Pictures in the records should not be copied, but every other part must be repeated exactly.

# Data for this exercise

* Begin *

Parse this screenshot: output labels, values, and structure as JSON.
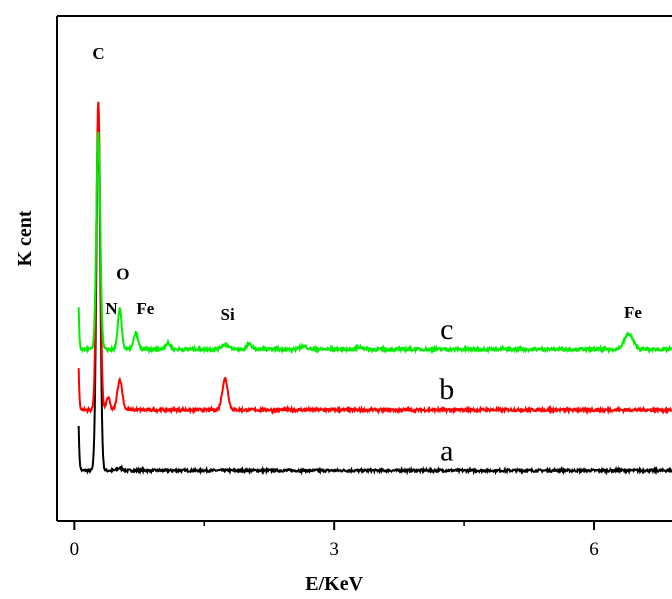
{
  "chart_data": {
    "type": "line",
    "title": "",
    "xlabel": "E/KeV",
    "ylabel": "K cent",
    "xlim": [
      -0.2,
      6.9
    ],
    "ylim": [
      0,
      100
    ],
    "xticks": [
      0,
      3,
      6
    ],
    "xtick_labels": [
      "0",
      "3",
      "6"
    ],
    "grid": false,
    "legend": "none",
    "series": [
      {
        "name": "a",
        "color": "#000000",
        "baseline": 10.0,
        "noise": 0.25,
        "peaks": [
          {
            "x": 0.0,
            "height": 120,
            "width": 0.022
          },
          {
            "x": 0.277,
            "height": 70,
            "width": 0.022
          },
          {
            "x": 0.53,
            "height": 0.5,
            "width": 0.03
          }
        ]
      },
      {
        "name": "b",
        "color": "#ff0000",
        "baseline": 22.0,
        "noise": 0.3,
        "peaks": [
          {
            "x": 0.0,
            "height": 110,
            "width": 0.022
          },
          {
            "x": 0.277,
            "height": 61,
            "width": 0.022
          },
          {
            "x": 0.39,
            "height": 2.5,
            "width": 0.02
          },
          {
            "x": 0.525,
            "height": 6,
            "width": 0.028
          },
          {
            "x": 1.74,
            "height": 6.2,
            "width": 0.032
          }
        ]
      },
      {
        "name": "c",
        "color": "#00ee00",
        "baseline": 34.0,
        "noise": 0.3,
        "peaks": [
          {
            "x": 0.0,
            "height": 110,
            "width": 0.022
          },
          {
            "x": 0.277,
            "height": 43,
            "width": 0.022
          },
          {
            "x": 0.525,
            "height": 8,
            "width": 0.022
          },
          {
            "x": 0.71,
            "height": 3.2,
            "width": 0.025
          },
          {
            "x": 1.08,
            "height": 1.2,
            "width": 0.03
          },
          {
            "x": 1.74,
            "height": 1.0,
            "width": 0.04
          },
          {
            "x": 2.02,
            "height": 1.0,
            "width": 0.03
          },
          {
            "x": 2.65,
            "height": 0.6,
            "width": 0.04
          },
          {
            "x": 3.3,
            "height": 0.4,
            "width": 0.04
          },
          {
            "x": 6.4,
            "height": 3.0,
            "width": 0.05
          }
        ]
      }
    ],
    "peak_labels": [
      {
        "text": "C",
        "x": 0.28,
        "y": 91.5
      },
      {
        "text": "O",
        "x": 0.56,
        "y": 47.8
      },
      {
        "text": "N",
        "x": 0.43,
        "y": 41.0
      },
      {
        "text": "Fe",
        "x": 0.82,
        "y": 41.0
      },
      {
        "text": "Si",
        "x": 1.77,
        "y": 39.8
      },
      {
        "text": "Fe",
        "x": 6.45,
        "y": 40.2
      }
    ],
    "series_labels": [
      {
        "text": "c",
        "x": 4.3,
        "y": 36.0
      },
      {
        "text": "b",
        "x": 4.3,
        "y": 24.2
      },
      {
        "text": "a",
        "x": 4.3,
        "y": 12.0
      }
    ]
  }
}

* End *

# Answer in full
Parse this screenshot: output labels, values, and structure as JSON.
{
  "chart_data": {
    "type": "line",
    "title": "",
    "xlabel": "E/KeV",
    "ylabel": "K cent",
    "xlim": [
      -0.2,
      6.9
    ],
    "ylim": [
      0,
      100
    ],
    "xticks": [
      0,
      3,
      6
    ],
    "xtick_labels": [
      "0",
      "3",
      "6"
    ],
    "grid": false,
    "legend": "none",
    "series": [
      {
        "name": "a",
        "color": "#000000",
        "baseline": 10.0,
        "noise": 0.25,
        "peaks": [
          {
            "x": 0.0,
            "height": 120,
            "width": 0.022
          },
          {
            "x": 0.277,
            "height": 70,
            "width": 0.022
          },
          {
            "x": 0.53,
            "height": 0.5,
            "width": 0.03
          }
        ]
      },
      {
        "name": "b",
        "color": "#ff0000",
        "baseline": 22.0,
        "noise": 0.3,
        "peaks": [
          {
            "x": 0.0,
            "height": 110,
            "width": 0.022
          },
          {
            "x": 0.277,
            "height": 61,
            "width": 0.022
          },
          {
            "x": 0.39,
            "height": 2.5,
            "width": 0.02
          },
          {
            "x": 0.525,
            "height": 6,
            "width": 0.028
          },
          {
            "x": 1.74,
            "height": 6.2,
            "width": 0.032
          }
        ]
      },
      {
        "name": "c",
        "color": "#00ee00",
        "baseline": 34.0,
        "noise": 0.3,
        "peaks": [
          {
            "x": 0.0,
            "height": 110,
            "width": 0.022
          },
          {
            "x": 0.277,
            "height": 43,
            "width": 0.022
          },
          {
            "x": 0.525,
            "height": 8,
            "width": 0.022
          },
          {
            "x": 0.71,
            "height": 3.2,
            "width": 0.025
          },
          {
            "x": 1.08,
            "height": 1.2,
            "width": 0.03
          },
          {
            "x": 1.74,
            "height": 1.0,
            "width": 0.04
          },
          {
            "x": 2.02,
            "height": 1.0,
            "width": 0.03
          },
          {
            "x": 2.65,
            "height": 0.6,
            "width": 0.04
          },
          {
            "x": 3.3,
            "height": 0.4,
            "width": 0.04
          },
          {
            "x": 6.4,
            "height": 3.0,
            "width": 0.05
          }
        ]
      }
    ],
    "peak_labels": [
      {
        "text": "C",
        "x": 0.28,
        "y": 91.5
      },
      {
        "text": "O",
        "x": 0.56,
        "y": 47.8
      },
      {
        "text": "N",
        "x": 0.43,
        "y": 41.0
      },
      {
        "text": "Fe",
        "x": 0.82,
        "y": 41.0
      },
      {
        "text": "Si",
        "x": 1.77,
        "y": 39.8
      },
      {
        "text": "Fe",
        "x": 6.45,
        "y": 40.2
      }
    ],
    "series_labels": [
      {
        "text": "c",
        "x": 4.3,
        "y": 36.0
      },
      {
        "text": "b",
        "x": 4.3,
        "y": 24.2
      },
      {
        "text": "a",
        "x": 4.3,
        "y": 12.0
      }
    ]
  }
}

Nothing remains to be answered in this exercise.